_Written exercise_
Reproduce every record below exactly as written, leaving out any pictures.

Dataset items
+ + + +

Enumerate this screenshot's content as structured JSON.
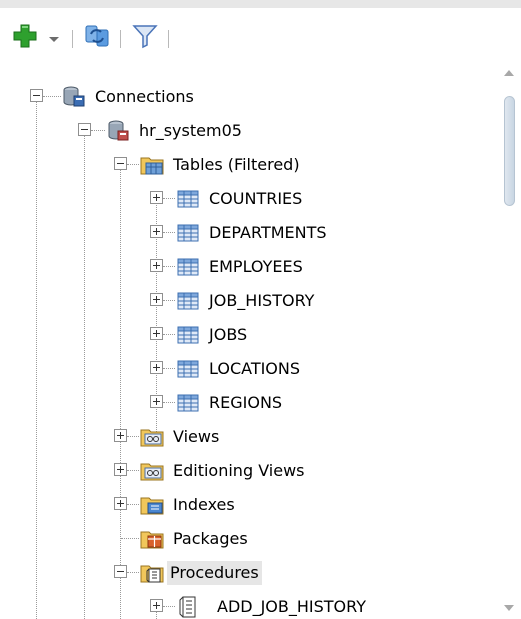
{
  "colors": {
    "accent_green": "#2ea02e",
    "refresh_blue": "#2f7bd1",
    "filter_blue": "#5a84c4",
    "grid_blue": "#3c6fb0",
    "folder_yellow": "#f1c75b",
    "selection_bg": "#e6e6e6"
  },
  "toolbar": {
    "add_icon": "add-connection-icon",
    "dropdown_icon": "chevron-down-icon",
    "refresh_icon": "refresh-icon",
    "filter_icon": "filter-icon"
  },
  "tree": {
    "root": {
      "label": "Connections",
      "icon": "connections-icon",
      "expanded": true
    },
    "connection": {
      "label": "hr_system05",
      "icon": "database-connection-icon",
      "expanded": true
    },
    "tables_folder": {
      "label": "Tables (Filtered)",
      "icon": "tables-folder-icon",
      "expanded": true
    },
    "tables": [
      {
        "label": "COUNTRIES",
        "icon": "table-icon"
      },
      {
        "label": "DEPARTMENTS",
        "icon": "table-icon"
      },
      {
        "label": "EMPLOYEES",
        "icon": "table-icon"
      },
      {
        "label": "JOB_HISTORY",
        "icon": "table-icon"
      },
      {
        "label": "JOBS",
        "icon": "table-icon"
      },
      {
        "label": "LOCATIONS",
        "icon": "table-icon"
      },
      {
        "label": "REGIONS",
        "icon": "table-icon"
      }
    ],
    "views": {
      "label": "Views",
      "icon": "views-folder-icon"
    },
    "editioning_views": {
      "label": "Editioning Views",
      "icon": "views-folder-icon"
    },
    "indexes": {
      "label": "Indexes",
      "icon": "indexes-folder-icon"
    },
    "packages": {
      "label": "Packages",
      "icon": "packages-folder-icon"
    },
    "procedures": {
      "label": "Procedures",
      "icon": "procedures-folder-icon",
      "selected": true
    },
    "procedure_items": [
      {
        "label": "ADD_JOB_HISTORY",
        "icon": "procedure-icon"
      }
    ]
  }
}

+ + + +

_Correct answer_
Enumerate this screenshot's content as structured JSON.
{
  "colors": {
    "accent_green": "#2ea02e",
    "refresh_blue": "#2f7bd1",
    "filter_blue": "#5a84c4",
    "grid_blue": "#3c6fb0",
    "folder_yellow": "#f1c75b",
    "selection_bg": "#e6e6e6"
  },
  "toolbar": {
    "add_icon": "add-connection-icon",
    "dropdown_icon": "chevron-down-icon",
    "refresh_icon": "refresh-icon",
    "filter_icon": "filter-icon"
  },
  "tree": {
    "root": {
      "label": "Connections",
      "icon": "connections-icon",
      "expanded": true
    },
    "connection": {
      "label": "hr_system05",
      "icon": "database-connection-icon",
      "expanded": true
    },
    "tables_folder": {
      "label": "Tables (Filtered)",
      "icon": "tables-folder-icon",
      "expanded": true
    },
    "tables": [
      {
        "label": "COUNTRIES",
        "icon": "table-icon"
      },
      {
        "label": "DEPARTMENTS",
        "icon": "table-icon"
      },
      {
        "label": "EMPLOYEES",
        "icon": "table-icon"
      },
      {
        "label": "JOB_HISTORY",
        "icon": "table-icon"
      },
      {
        "label": "JOBS",
        "icon": "table-icon"
      },
      {
        "label": "LOCATIONS",
        "icon": "table-icon"
      },
      {
        "label": "REGIONS",
        "icon": "table-icon"
      }
    ],
    "views": {
      "label": "Views",
      "icon": "views-folder-icon"
    },
    "editioning_views": {
      "label": "Editioning Views",
      "icon": "views-folder-icon"
    },
    "indexes": {
      "label": "Indexes",
      "icon": "indexes-folder-icon"
    },
    "packages": {
      "label": "Packages",
      "icon": "packages-folder-icon"
    },
    "procedures": {
      "label": "Procedures",
      "icon": "procedures-folder-icon",
      "selected": true
    },
    "procedure_items": [
      {
        "label": "ADD_JOB_HISTORY",
        "icon": "procedure-icon"
      }
    ]
  }
}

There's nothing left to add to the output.